» **Records to use**
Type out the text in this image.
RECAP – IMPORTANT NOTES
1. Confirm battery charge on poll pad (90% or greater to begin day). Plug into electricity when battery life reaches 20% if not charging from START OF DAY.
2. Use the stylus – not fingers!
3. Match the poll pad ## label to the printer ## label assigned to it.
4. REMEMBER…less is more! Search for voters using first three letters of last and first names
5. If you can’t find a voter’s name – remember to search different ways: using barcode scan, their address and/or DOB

» **What the task requires**
Repeat the entries exactly, all of them.

» **Solution to the problem**
Type out the text in this image.
RECAP – IMPORTANT NOTES
1. Confirm battery charge on poll pad (90% or greater to begin day). Plug into electricity when battery life reaches 20% if not charging from START OF DAY.
2. Use the stylus – not fingers!
3. Match the poll pad ## label to the printer ## label assigned to it.
4. REMEMBER…less is more! Search for voters using first three letters of last and first names
5. If you can’t find a voter’s name – remember to search different ways: using barcode scan, their address and/or DOB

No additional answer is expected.